Records for the task:
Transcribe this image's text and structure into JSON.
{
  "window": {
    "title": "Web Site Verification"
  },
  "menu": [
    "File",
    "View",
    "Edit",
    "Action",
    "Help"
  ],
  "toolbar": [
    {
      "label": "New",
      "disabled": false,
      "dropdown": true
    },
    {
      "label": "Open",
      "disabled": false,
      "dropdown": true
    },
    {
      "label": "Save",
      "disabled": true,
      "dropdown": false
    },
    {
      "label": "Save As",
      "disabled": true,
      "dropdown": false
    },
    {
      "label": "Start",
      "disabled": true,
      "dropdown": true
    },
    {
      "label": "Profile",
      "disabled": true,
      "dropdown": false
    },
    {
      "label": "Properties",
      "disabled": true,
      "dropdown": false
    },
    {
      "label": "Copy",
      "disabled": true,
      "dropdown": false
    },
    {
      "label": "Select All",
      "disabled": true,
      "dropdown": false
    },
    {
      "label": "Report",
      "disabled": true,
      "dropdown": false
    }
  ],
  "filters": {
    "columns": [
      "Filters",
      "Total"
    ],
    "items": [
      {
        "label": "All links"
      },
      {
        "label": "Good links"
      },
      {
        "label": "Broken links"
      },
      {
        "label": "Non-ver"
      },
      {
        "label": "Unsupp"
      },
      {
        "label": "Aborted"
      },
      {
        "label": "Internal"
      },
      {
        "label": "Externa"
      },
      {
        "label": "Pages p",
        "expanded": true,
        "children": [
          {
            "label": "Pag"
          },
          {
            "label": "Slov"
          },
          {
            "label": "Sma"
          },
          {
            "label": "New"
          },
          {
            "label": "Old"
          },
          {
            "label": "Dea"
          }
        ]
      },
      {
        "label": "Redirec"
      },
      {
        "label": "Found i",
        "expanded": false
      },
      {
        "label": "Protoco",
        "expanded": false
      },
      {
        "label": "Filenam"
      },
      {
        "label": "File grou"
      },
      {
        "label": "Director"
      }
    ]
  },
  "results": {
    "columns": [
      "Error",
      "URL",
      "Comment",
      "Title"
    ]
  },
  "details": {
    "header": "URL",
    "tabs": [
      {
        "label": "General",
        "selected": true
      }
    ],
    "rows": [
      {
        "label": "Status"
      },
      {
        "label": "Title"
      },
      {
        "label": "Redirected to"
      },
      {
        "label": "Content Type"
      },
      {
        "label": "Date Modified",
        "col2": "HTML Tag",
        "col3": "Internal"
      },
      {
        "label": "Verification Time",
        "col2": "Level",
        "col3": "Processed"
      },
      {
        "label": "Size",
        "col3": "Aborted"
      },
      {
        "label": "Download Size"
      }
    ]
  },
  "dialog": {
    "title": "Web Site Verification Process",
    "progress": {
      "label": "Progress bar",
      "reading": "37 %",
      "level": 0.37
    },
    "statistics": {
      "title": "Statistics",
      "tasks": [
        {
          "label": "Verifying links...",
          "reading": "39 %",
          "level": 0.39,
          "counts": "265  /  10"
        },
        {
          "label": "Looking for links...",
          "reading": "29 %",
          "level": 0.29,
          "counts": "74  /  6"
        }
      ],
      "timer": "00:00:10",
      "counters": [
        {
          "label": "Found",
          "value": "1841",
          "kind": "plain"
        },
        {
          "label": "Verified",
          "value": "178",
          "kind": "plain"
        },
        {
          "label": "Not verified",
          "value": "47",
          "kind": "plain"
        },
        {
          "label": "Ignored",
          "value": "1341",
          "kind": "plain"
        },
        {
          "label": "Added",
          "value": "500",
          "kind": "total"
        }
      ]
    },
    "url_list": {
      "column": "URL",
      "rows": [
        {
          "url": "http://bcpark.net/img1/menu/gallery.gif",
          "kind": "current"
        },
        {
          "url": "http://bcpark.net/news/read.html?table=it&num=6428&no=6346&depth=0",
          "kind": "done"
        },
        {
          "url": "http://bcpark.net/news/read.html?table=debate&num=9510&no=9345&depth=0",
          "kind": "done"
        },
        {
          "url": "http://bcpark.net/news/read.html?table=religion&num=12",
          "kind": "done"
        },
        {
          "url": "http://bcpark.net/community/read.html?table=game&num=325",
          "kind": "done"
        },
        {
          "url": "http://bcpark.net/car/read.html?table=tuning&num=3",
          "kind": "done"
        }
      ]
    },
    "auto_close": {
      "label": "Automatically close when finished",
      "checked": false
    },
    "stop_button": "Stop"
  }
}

Short exercise: Please set down each line of the records exactly as given.

Result of this task:
Transcribe this image's text and structure into JSON.
{
  "window": {
    "title": "Web Site Verification"
  },
  "menu": [
    "File",
    "View",
    "Edit",
    "Action",
    "Help"
  ],
  "toolbar": [
    {
      "label": "New",
      "disabled": false,
      "dropdown": true
    },
    {
      "label": "Open",
      "disabled": false,
      "dropdown": true
    },
    {
      "label": "Save",
      "disabled": true,
      "dropdown": false
    },
    {
      "label": "Save As",
      "disabled": true,
      "dropdown": false
    },
    {
      "label": "Start",
      "disabled": true,
      "dropdown": true
    },
    {
      "label": "Profile",
      "disabled": true,
      "dropdown": false
    },
    {
      "label": "Properties",
      "disabled": true,
      "dropdown": false
    },
    {
      "label": "Copy",
      "disabled": true,
      "dropdown": false
    },
    {
      "label": "Select All",
      "disabled": true,
      "dropdown": false
    },
    {
      "label": "Report",
      "disabled": true,
      "dropdown": false
    }
  ],
  "filters": {
    "columns": [
      "Filters",
      "Total"
    ],
    "items": [
      {
        "label": "All links"
      },
      {
        "label": "Good links"
      },
      {
        "label": "Broken links"
      },
      {
        "label": "Non-ver"
      },
      {
        "label": "Unsupp"
      },
      {
        "label": "Aborted"
      },
      {
        "label": "Internal"
      },
      {
        "label": "Externa"
      },
      {
        "label": "Pages p",
        "expanded": true,
        "children": [
          {
            "label": "Pag"
          },
          {
            "label": "Slov"
          },
          {
            "label": "Sma"
          },
          {
            "label": "New"
          },
          {
            "label": "Old"
          },
          {
            "label": "Dea"
          }
        ]
      },
      {
        "label": "Redirec"
      },
      {
        "label": "Found i",
        "expanded": false
      },
      {
        "label": "Protoco",
        "expanded": false
      },
      {
        "label": "Filenam"
      },
      {
        "label": "File grou"
      },
      {
        "label": "Director"
      }
    ]
  },
  "results": {
    "columns": [
      "Error",
      "URL",
      "Comment",
      "Title"
    ]
  },
  "details": {
    "header": "URL",
    "tabs": [
      {
        "label": "General",
        "selected": true
      }
    ],
    "rows": [
      {
        "label": "Status"
      },
      {
        "label": "Title"
      },
      {
        "label": "Redirected to"
      },
      {
        "label": "Content Type"
      },
      {
        "label": "Date Modified",
        "col2": "HTML Tag",
        "col3": "Internal"
      },
      {
        "label": "Verification Time",
        "col2": "Level",
        "col3": "Processed"
      },
      {
        "label": "Size",
        "col3": "Aborted"
      },
      {
        "label": "Download Size"
      }
    ]
  },
  "dialog": {
    "title": "Web Site Verification Process",
    "progress": {
      "label": "Progress bar",
      "reading": "37 %",
      "level": 0.37
    },
    "statistics": {
      "title": "Statistics",
      "tasks": [
        {
          "label": "Verifying links...",
          "reading": "39 %",
          "level": 0.39,
          "counts": "265  /  10"
        },
        {
          "label": "Looking for links...",
          "reading": "29 %",
          "level": 0.29,
          "counts": "74  /  6"
        }
      ],
      "timer": "00:00:10",
      "counters": [
        {
          "label": "Found",
          "value": "1841",
          "kind": "plain"
        },
        {
          "label": "Verified",
          "value": "178",
          "kind": "plain"
        },
        {
          "label": "Not verified",
          "value": "47",
          "kind": "plain"
        },
        {
          "label": "Ignored",
          "value": "1341",
          "kind": "plain"
        },
        {
          "label": "Added",
          "value": "500",
          "kind": "total"
        }
      ]
    },
    "url_list": {
      "column": "URL",
      "rows": [
        {
          "url": "http://bcpark.net/img1/menu/gallery.gif",
          "kind": "current"
        },
        {
          "url": "http://bcpark.net/news/read.html?table=it&num=6428&no=6346&depth=0",
          "kind": "done"
        },
        {
          "url": "http://bcpark.net/news/read.html?table=debate&num=9510&no=9345&depth=0",
          "kind": "done"
        },
        {
          "url": "http://bcpark.net/news/read.html?table=religion&num=12",
          "kind": "done"
        },
        {
          "url": "http://bcpark.net/community/read.html?table=game&num=325",
          "kind": "done"
        },
        {
          "url": "http://bcpark.net/car/read.html?table=tuning&num=3",
          "kind": "done"
        }
      ]
    },
    "auto_close": {
      "label": "Automatically close when finished",
      "checked": false
    },
    "stop_button": "Stop"
  }
}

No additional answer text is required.